> _文書抜粋_:
○ ○ ○ ○
更新日:2016.09.18このツバメは何ツバメ?
このツバメは何ツバメ?
ご存知の方も多いと思いますが、野毛山動物園では傷病鳥獣の保護活動を行っています。
詳しい取り組みは、下記のURLを参考にしてください。
http://www.hama-midorinokyokai.or.jp/hama-zoo/damage.php
傷病鳥獣の保護活動を行う上で、大変なことのひとつに保護動物の種の同定があります。
種の同定とは、分類上の種を見極めることです。
保護動物の多くは鳥類なのですが、日本で見ることのできる鳥の種類だけでも約700種(亜種含む)ほどもいます。もちろんすべての鳥の種類を完全に覚えることは難しいですし、中には姿形が大変似ているのに違う種類の鳥ということもあります。さらに言えば雛の状態ですと、まだ特徴が少なく、より同定が難しくなります。
基本的には保護に訪れる鳥たちは毎年似たり寄ったりの種類が来るのですが、まれに「この鳥はなんだ?」と思わず言ってしまうような種類のわからない鳥が来ることがあります。そんな時は図鑑で調べたり、より鳥に詳しい方に聞いたりして種を同定します。
今年の保護で和名の中にツバメの文字が入る鳥が3種いたので、外見にどのような違いがあるか比べてみます。
〇ツバメ(スズメ目ツバメ科)
日本で一番よく見ることのできるツバメ。和名ではそのまま「ツバメ」が使われています。
○ ○ ○ ○
> _練習問題 1_: この記事によると、日本で見ることのできる鳥の種類はどれくらいか。
> _練習問題 2_: この記事の「種の同定とは、分類上の種を見極めることです。」から「な違いがあるか比べてみます。」までを、一字も変えずに引用してください。
> _練習問題 3_: この記事の「保護動物の多くは鳥類なのですが」で始まる段落を、主な事実を残して箇条書きにまとめよ。
○ ○ ○ ○
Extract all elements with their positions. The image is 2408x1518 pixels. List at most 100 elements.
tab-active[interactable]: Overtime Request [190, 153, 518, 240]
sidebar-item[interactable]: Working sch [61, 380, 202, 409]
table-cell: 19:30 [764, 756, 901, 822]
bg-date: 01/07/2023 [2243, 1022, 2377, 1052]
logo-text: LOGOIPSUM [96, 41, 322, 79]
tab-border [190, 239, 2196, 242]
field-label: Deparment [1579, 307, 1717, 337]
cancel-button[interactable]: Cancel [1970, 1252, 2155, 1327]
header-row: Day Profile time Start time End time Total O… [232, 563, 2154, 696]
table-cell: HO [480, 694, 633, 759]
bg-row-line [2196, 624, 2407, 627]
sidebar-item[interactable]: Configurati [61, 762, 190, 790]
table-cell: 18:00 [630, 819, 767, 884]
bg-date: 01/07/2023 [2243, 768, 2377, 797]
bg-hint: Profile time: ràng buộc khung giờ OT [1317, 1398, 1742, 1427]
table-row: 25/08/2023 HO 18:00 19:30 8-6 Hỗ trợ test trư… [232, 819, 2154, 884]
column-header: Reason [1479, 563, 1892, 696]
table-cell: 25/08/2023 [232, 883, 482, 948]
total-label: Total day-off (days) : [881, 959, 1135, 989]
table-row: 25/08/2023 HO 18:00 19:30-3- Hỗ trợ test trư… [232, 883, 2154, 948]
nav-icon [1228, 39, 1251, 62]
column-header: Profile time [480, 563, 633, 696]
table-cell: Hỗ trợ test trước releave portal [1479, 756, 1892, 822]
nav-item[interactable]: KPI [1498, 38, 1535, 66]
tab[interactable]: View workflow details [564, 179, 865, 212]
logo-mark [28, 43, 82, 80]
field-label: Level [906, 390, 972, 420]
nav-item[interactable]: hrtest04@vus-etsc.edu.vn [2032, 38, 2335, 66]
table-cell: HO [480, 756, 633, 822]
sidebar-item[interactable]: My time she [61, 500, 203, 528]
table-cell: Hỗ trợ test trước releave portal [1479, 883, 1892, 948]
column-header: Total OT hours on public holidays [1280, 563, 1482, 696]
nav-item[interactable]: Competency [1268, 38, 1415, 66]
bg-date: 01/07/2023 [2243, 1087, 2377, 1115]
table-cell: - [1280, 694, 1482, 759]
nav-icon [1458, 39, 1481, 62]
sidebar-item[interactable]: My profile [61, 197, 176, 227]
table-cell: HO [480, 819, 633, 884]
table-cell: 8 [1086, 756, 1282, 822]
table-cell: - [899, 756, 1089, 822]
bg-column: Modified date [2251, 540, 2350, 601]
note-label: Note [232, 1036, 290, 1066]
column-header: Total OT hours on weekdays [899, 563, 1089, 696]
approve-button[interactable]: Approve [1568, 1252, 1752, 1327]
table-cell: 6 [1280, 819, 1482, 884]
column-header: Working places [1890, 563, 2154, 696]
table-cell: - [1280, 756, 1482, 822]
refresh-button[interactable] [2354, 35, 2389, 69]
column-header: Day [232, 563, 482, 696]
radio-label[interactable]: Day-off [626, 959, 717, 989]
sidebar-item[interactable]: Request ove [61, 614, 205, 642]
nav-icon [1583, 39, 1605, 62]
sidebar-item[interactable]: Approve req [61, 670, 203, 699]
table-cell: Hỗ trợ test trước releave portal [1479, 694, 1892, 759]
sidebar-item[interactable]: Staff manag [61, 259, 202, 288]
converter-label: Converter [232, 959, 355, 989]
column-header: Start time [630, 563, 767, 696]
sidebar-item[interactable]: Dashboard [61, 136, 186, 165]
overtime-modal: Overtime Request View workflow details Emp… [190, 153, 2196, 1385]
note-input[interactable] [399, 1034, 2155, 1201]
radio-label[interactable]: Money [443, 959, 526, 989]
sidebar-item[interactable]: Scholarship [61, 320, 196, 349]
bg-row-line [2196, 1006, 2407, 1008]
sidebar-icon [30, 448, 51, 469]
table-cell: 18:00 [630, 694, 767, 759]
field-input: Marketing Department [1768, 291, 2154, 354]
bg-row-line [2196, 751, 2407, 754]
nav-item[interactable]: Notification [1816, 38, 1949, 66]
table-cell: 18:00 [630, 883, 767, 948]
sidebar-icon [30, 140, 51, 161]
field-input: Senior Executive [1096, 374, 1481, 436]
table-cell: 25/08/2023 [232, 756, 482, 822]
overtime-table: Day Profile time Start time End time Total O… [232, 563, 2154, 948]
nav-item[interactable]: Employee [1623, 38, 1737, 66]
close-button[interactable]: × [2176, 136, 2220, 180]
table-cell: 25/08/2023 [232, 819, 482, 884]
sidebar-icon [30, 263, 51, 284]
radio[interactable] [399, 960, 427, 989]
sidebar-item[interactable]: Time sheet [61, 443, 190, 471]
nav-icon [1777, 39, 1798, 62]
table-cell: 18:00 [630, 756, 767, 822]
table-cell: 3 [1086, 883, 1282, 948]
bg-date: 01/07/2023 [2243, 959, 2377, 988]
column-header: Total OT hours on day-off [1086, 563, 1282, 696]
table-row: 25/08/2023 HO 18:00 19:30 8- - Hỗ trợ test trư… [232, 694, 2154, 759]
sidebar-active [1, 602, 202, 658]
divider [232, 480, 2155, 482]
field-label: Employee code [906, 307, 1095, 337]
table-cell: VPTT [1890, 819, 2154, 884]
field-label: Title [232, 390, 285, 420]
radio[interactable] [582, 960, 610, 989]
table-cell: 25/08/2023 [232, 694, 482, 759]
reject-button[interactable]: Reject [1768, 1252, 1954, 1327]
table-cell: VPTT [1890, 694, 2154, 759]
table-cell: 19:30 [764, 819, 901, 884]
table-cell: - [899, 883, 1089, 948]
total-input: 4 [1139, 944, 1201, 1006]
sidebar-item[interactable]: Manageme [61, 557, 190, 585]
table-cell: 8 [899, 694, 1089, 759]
○ ○ ○ ○
> _解答 1_: 約700種(亜種含む)。

> _解答 2_:
種の同定とは、分類上の種を見極めることです。
保護動物の多くは鳥類なのですが、日本で見ることのできる鳥の種類だけでも約700種(亜種含む)ほどもいます。もちろんすべての鳥の種類を完全に覚えることは難しいですし、中には姿形が大変似ているのに違う種類の鳥ということもあります。さらに言えば雛の状態ですと、まだ特徴が少なく、より同定が難しくなります。
基本的には保護に訪れる鳥たちは毎年似たり寄ったりの種類が来るのですが、まれに「この鳥はなんだ?」と思わず言ってしまうような種類のわからない鳥が来ることがあります。そんな時は図鑑で調べたり、より鳥に詳しい方に聞いたりして種を同定します。
今年の保護で和名の中にツバメの文字が入る鳥が3種いたので、外見にどのような違いがあるか比べてみます。

> _解答 3_:
- 保護動物の多くは鳥類である。
- 日本で見られる鳥は約700種(亜種含む)いる。
- すべての鳥の種類を完全に覚えるのは難しい。
- 姿形がよく似ていても違う種類の鳥がいる。
- 雛は特徴が少なく、同定がさらに難しい。